Check every line below for the word "Reluctance" and copy each one that has it.

Figure collection entries:
§

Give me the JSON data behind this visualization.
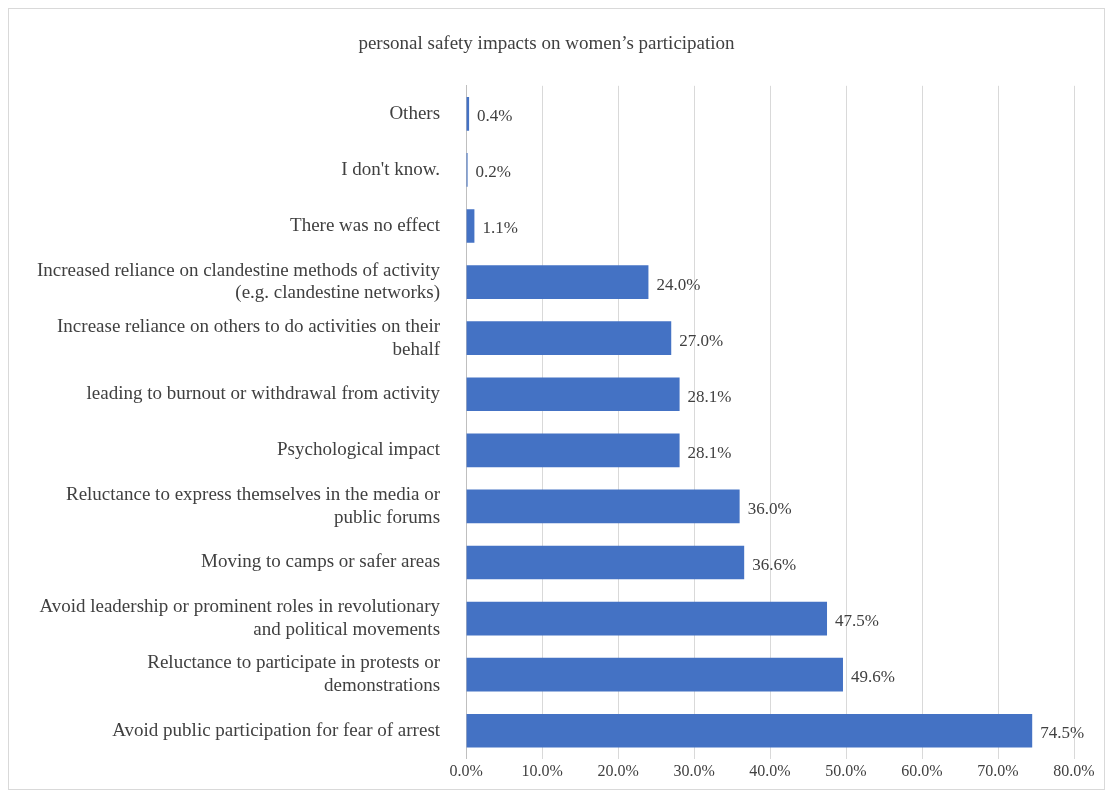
{
  "chart_data": {
    "type": "bar",
    "orientation": "horizontal",
    "title": "personal safety impacts on women’s participation",
    "categories": [
      "Others",
      "I don't know.",
      "There was no effect",
      "Increased reliance on clandestine methods of activity (e.g. clandestine networks)",
      "Increase reliance on others to do activities on their behalf",
      "leading to burnout or withdrawal from activity",
      "Psychological impact",
      "Reluctance to express themselves in the media or public forums",
      "Moving to camps or safer areas",
      "Avoid leadership or prominent roles in revolutionary and political movements",
      "Reluctance to participate in protests or demonstrations",
      "Avoid public participation for fear of arrest"
    ],
    "values": [
      0.4,
      0.2,
      1.1,
      24.0,
      27.0,
      28.1,
      28.1,
      36.0,
      36.6,
      47.5,
      49.6,
      74.5
    ],
    "value_labels": [
      "0.4%",
      "0.2%",
      "1.1%",
      "24.0%",
      "27.0%",
      "28.1%",
      "28.1%",
      "36.0%",
      "36.6%",
      "47.5%",
      "49.6%",
      "74.5%"
    ],
    "color": "#4472c4",
    "xlim": [
      0,
      80
    ],
    "xticks": [
      {
        "value": 0,
        "label": "0.0%"
      },
      {
        "value": 10,
        "label": "10.0%"
      },
      {
        "value": 20,
        "label": "20.0%"
      },
      {
        "value": 30,
        "label": "30.0%"
      },
      {
        "value": 40,
        "label": "40.0%"
      },
      {
        "value": 50,
        "label": "50.0%"
      },
      {
        "value": 60,
        "label": "60.0%"
      },
      {
        "value": 70,
        "label": "70.0%"
      },
      {
        "value": 80,
        "label": "80.0%"
      }
    ],
    "grid": "x",
    "legend": false
  }
}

§

▸ Answer to the problem:
      "Reluctance to express themselves in the media or public forums",
      "Reluctance to participate in protests or demonstrations",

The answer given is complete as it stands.